____ Input rows

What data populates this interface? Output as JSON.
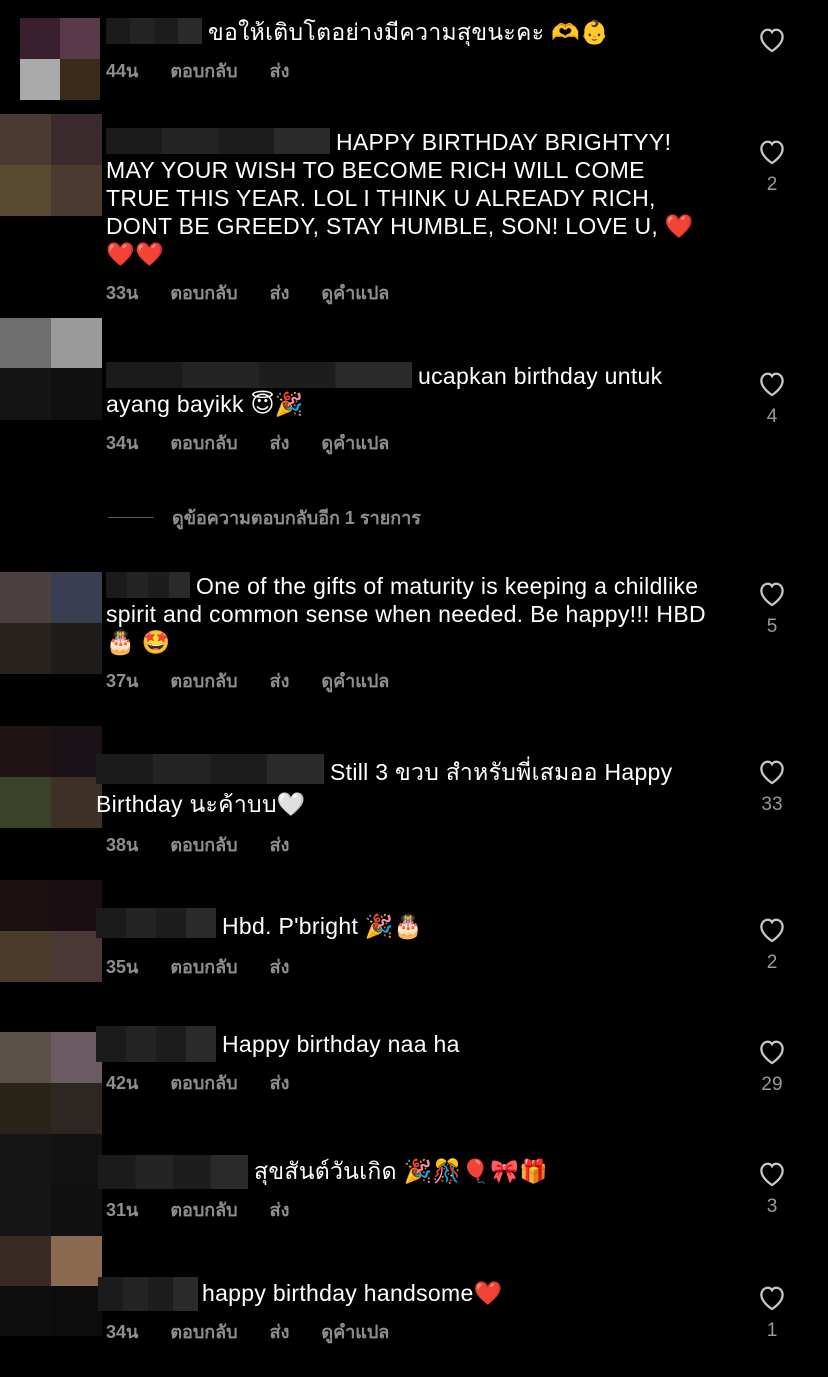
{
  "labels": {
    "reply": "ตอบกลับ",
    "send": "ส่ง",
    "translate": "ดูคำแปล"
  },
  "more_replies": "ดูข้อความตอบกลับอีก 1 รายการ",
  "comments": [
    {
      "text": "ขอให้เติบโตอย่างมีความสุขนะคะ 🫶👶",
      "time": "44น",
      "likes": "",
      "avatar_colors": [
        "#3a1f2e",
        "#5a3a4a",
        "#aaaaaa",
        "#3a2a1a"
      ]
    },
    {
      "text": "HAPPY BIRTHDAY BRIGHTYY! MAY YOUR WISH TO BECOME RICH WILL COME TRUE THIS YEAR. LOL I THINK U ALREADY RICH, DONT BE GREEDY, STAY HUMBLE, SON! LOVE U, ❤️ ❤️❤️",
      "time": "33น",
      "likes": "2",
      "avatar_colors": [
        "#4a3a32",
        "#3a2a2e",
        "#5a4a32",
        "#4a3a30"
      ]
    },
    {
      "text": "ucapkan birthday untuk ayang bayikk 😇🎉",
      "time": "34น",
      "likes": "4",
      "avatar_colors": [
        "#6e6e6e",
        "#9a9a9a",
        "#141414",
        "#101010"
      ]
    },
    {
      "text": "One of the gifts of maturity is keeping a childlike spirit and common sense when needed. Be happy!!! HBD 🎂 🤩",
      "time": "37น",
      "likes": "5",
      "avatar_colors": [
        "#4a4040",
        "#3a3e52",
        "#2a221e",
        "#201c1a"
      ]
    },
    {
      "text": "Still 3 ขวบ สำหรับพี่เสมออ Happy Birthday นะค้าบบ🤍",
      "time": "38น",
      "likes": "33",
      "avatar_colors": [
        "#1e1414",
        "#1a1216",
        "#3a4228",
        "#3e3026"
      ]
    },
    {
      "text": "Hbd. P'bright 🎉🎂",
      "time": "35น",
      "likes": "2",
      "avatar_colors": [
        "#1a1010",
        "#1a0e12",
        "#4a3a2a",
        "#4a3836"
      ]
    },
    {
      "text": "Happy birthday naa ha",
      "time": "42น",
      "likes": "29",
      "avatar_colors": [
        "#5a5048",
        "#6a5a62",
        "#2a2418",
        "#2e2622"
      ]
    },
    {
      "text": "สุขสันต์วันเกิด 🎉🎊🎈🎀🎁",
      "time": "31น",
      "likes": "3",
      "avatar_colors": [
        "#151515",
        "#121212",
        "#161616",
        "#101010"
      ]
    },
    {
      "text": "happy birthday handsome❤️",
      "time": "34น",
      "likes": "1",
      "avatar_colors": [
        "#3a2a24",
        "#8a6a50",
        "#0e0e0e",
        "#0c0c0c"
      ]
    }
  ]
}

________

▶ [Task details] Take the listing above and restate it word for word, without its pictures.

▶ [Task result]
What data populates this interface? Output as JSON.
{
  "labels": {
    "reply": "ตอบกลับ",
    "send": "ส่ง",
    "translate": "ดูคำแปล"
  },
  "more_replies": "ดูข้อความตอบกลับอีก 1 รายการ",
  "comments": [
    {
      "text": "ขอให้เติบโตอย่างมีความสุขนะคะ 🫶👶",
      "time": "44น",
      "likes": "",
      "avatar_colors": [
        "#3a1f2e",
        "#5a3a4a",
        "#aaaaaa",
        "#3a2a1a"
      ]
    },
    {
      "text": "HAPPY BIRTHDAY BRIGHTYY! MAY YOUR WISH TO BECOME RICH WILL COME TRUE THIS YEAR. LOL I THINK U ALREADY RICH, DONT BE GREEDY, STAY HUMBLE, SON! LOVE U, ❤️ ❤️❤️",
      "time": "33น",
      "likes": "2",
      "avatar_colors": [
        "#4a3a32",
        "#3a2a2e",
        "#5a4a32",
        "#4a3a30"
      ]
    },
    {
      "text": "ucapkan birthday untuk ayang bayikk 😇🎉",
      "time": "34น",
      "likes": "4",
      "avatar_colors": [
        "#6e6e6e",
        "#9a9a9a",
        "#141414",
        "#101010"
      ]
    },
    {
      "text": "One of the gifts of maturity is keeping a childlike spirit and common sense when needed. Be happy!!! HBD 🎂 🤩",
      "time": "37น",
      "likes": "5",
      "avatar_colors": [
        "#4a4040",
        "#3a3e52",
        "#2a221e",
        "#201c1a"
      ]
    },
    {
      "text": "Still 3 ขวบ สำหรับพี่เสมออ Happy Birthday นะค้าบบ🤍",
      "time": "38น",
      "likes": "33",
      "avatar_colors": [
        "#1e1414",
        "#1a1216",
        "#3a4228",
        "#3e3026"
      ]
    },
    {
      "text": "Hbd. P'bright 🎉🎂",
      "time": "35น",
      "likes": "2",
      "avatar_colors": [
        "#1a1010",
        "#1a0e12",
        "#4a3a2a",
        "#4a3836"
      ]
    },
    {
      "text": "Happy birthday naa ha",
      "time": "42น",
      "likes": "29",
      "avatar_colors": [
        "#5a5048",
        "#6a5a62",
        "#2a2418",
        "#2e2622"
      ]
    },
    {
      "text": "สุขสันต์วันเกิด 🎉🎊🎈🎀🎁",
      "time": "31น",
      "likes": "3",
      "avatar_colors": [
        "#151515",
        "#121212",
        "#161616",
        "#101010"
      ]
    },
    {
      "text": "happy birthday handsome❤️",
      "time": "34น",
      "likes": "1",
      "avatar_colors": [
        "#3a2a24",
        "#8a6a50",
        "#0e0e0e",
        "#0c0c0c"
      ]
    }
  ]
}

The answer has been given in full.